◆ **Your goal**
Write out each line beneath this one exactly as it reads.

◆ **Data in this exercise**
==============================

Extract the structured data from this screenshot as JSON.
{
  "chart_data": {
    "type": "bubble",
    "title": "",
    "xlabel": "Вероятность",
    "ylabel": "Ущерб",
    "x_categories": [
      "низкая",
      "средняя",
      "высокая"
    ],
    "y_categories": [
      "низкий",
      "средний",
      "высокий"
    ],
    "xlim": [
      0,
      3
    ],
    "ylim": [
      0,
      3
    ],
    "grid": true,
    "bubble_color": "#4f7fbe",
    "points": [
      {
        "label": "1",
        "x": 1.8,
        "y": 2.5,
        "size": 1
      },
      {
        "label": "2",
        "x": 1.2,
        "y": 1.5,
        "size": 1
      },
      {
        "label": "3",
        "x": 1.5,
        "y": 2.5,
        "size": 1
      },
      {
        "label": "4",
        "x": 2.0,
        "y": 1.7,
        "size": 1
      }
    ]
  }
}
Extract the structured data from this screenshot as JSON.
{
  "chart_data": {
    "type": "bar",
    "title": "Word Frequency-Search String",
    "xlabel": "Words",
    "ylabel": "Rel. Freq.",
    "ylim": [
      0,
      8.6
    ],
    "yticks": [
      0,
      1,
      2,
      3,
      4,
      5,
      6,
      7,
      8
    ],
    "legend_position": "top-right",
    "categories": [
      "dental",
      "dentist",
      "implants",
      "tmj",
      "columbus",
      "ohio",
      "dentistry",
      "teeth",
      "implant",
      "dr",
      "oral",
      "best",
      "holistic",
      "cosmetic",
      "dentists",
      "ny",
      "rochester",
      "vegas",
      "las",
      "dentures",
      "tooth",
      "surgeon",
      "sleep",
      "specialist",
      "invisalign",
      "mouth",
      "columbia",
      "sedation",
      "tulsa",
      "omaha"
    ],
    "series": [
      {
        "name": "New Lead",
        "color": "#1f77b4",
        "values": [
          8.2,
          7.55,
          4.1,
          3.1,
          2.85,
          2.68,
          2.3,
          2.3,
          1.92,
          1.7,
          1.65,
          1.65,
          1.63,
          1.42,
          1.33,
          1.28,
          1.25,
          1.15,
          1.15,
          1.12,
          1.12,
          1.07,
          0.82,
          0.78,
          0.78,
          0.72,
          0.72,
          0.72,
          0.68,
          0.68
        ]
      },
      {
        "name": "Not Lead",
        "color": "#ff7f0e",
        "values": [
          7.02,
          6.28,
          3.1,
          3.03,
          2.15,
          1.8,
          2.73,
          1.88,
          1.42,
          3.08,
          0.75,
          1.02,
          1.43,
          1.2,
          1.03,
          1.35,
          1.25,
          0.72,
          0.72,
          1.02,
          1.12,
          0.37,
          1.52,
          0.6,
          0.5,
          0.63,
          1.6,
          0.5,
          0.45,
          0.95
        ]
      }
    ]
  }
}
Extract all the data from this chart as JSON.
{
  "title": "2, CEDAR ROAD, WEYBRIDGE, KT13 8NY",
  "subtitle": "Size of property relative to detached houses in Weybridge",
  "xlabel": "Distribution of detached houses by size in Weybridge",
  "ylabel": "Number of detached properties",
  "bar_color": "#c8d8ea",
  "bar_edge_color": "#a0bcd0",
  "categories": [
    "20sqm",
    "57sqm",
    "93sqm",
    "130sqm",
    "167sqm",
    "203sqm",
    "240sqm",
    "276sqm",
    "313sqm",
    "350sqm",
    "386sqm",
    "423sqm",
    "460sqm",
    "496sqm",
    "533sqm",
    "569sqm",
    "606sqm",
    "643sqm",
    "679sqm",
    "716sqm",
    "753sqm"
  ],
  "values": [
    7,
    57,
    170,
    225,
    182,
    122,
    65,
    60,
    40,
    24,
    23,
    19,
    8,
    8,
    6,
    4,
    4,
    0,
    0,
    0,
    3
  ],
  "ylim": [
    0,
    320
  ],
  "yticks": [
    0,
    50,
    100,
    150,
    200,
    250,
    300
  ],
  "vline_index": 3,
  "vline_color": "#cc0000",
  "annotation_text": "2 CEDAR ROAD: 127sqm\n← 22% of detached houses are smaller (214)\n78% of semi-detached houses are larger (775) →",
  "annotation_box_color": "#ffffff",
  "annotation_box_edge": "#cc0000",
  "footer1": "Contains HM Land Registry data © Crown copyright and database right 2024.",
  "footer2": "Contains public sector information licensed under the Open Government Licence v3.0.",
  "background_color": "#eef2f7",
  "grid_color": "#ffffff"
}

==============================

◆ **Answer for the task**
Extract the structured data from this screenshot as JSON.
{
  "chart_data": {
    "type": "bubble",
    "title": "",
    "xlabel": "Вероятность",
    "ylabel": "Ущерб",
    "x_categories": [
      "низкая",
      "средняя",
      "высокая"
    ],
    "y_categories": [
      "низкий",
      "средний",
      "высокий"
    ],
    "xlim": [
      0,
      3
    ],
    "ylim": [
      0,
      3
    ],
    "grid": true,
    "bubble_color": "#4f7fbe",
    "points": [
      {
        "label": "1",
        "x": 1.8,
        "y": 2.5,
        "size": 1
      },
      {
        "label": "2",
        "x": 1.2,
        "y": 1.5,
        "size": 1
      },
      {
        "label": "3",
        "x": 1.5,
        "y": 2.5,
        "size": 1
      },
      {
        "label": "4",
        "x": 2.0,
        "y": 1.7,
        "size": 1
      }
    ]
  }
}
Extract the structured data from this screenshot as JSON.
{
  "chart_data": {
    "type": "bar",
    "title": "Word Frequency-Search String",
    "xlabel": "Words",
    "ylabel": "Rel. Freq.",
    "ylim": [
      0,
      8.6
    ],
    "yticks": [
      0,
      1,
      2,
      3,
      4,
      5,
      6,
      7,
      8
    ],
    "legend_position": "top-right",
    "categories": [
      "dental",
      "dentist",
      "implants",
      "tmj",
      "columbus",
      "ohio",
      "dentistry",
      "teeth",
      "implant",
      "dr",
      "oral",
      "best",
      "holistic",
      "cosmetic",
      "dentists",
      "ny",
      "rochester",
      "vegas",
      "las",
      "dentures",
      "tooth",
      "surgeon",
      "sleep",
      "specialist",
      "invisalign",
      "mouth",
      "columbia",
      "sedation",
      "tulsa",
      "omaha"
    ],
    "series": [
      {
        "name": "New Lead",
        "color": "#1f77b4",
        "values": [
          8.2,
          7.55,
          4.1,
          3.1,
          2.85,
          2.68,
          2.3,
          2.3,
          1.92,
          1.7,
          1.65,
          1.65,
          1.63,
          1.42,
          1.33,
          1.28,
          1.25,
          1.15,
          1.15,
          1.12,
          1.12,
          1.07,
          0.82,
          0.78,
          0.78,
          0.72,
          0.72,
          0.72,
          0.68,
          0.68
        ]
      },
      {
        "name": "Not Lead",
        "color": "#ff7f0e",
        "values": [
          7.02,
          6.28,
          3.1,
          3.03,
          2.15,
          1.8,
          2.73,
          1.88,
          1.42,
          3.08,
          0.75,
          1.02,
          1.43,
          1.2,
          1.03,
          1.35,
          1.25,
          0.72,
          0.72,
          1.02,
          1.12,
          0.37,
          1.52,
          0.6,
          0.5,
          0.63,
          1.6,
          0.5,
          0.45,
          0.95
        ]
      }
    ]
  }
}
Extract all the data from this chart as JSON.
{
  "title": "2, CEDAR ROAD, WEYBRIDGE, KT13 8NY",
  "subtitle": "Size of property relative to detached houses in Weybridge",
  "xlabel": "Distribution of detached houses by size in Weybridge",
  "ylabel": "Number of detached properties",
  "bar_color": "#c8d8ea",
  "bar_edge_color": "#a0bcd0",
  "categories": [
    "20sqm",
    "57sqm",
    "93sqm",
    "130sqm",
    "167sqm",
    "203sqm",
    "240sqm",
    "276sqm",
    "313sqm",
    "350sqm",
    "386sqm",
    "423sqm",
    "460sqm",
    "496sqm",
    "533sqm",
    "569sqm",
    "606sqm",
    "643sqm",
    "679sqm",
    "716sqm",
    "753sqm"
  ],
  "values": [
    7,
    57,
    170,
    225,
    182,
    122,
    65,
    60,
    40,
    24,
    23,
    19,
    8,
    8,
    6,
    4,
    4,
    0,
    0,
    0,
    3
  ],
  "ylim": [
    0,
    320
  ],
  "yticks": [
    0,
    50,
    100,
    150,
    200,
    250,
    300
  ],
  "vline_index": 3,
  "vline_color": "#cc0000",
  "annotation_text": "2 CEDAR ROAD: 127sqm\n← 22% of detached houses are smaller (214)\n78% of semi-detached houses are larger (775) →",
  "annotation_box_color": "#ffffff",
  "annotation_box_edge": "#cc0000",
  "footer1": "Contains HM Land Registry data © Crown copyright and database right 2024.",
  "footer2": "Contains public sector information licensed under the Open Government Licence v3.0.",
  "background_color": "#eef2f7",
  "grid_color": "#ffffff"
}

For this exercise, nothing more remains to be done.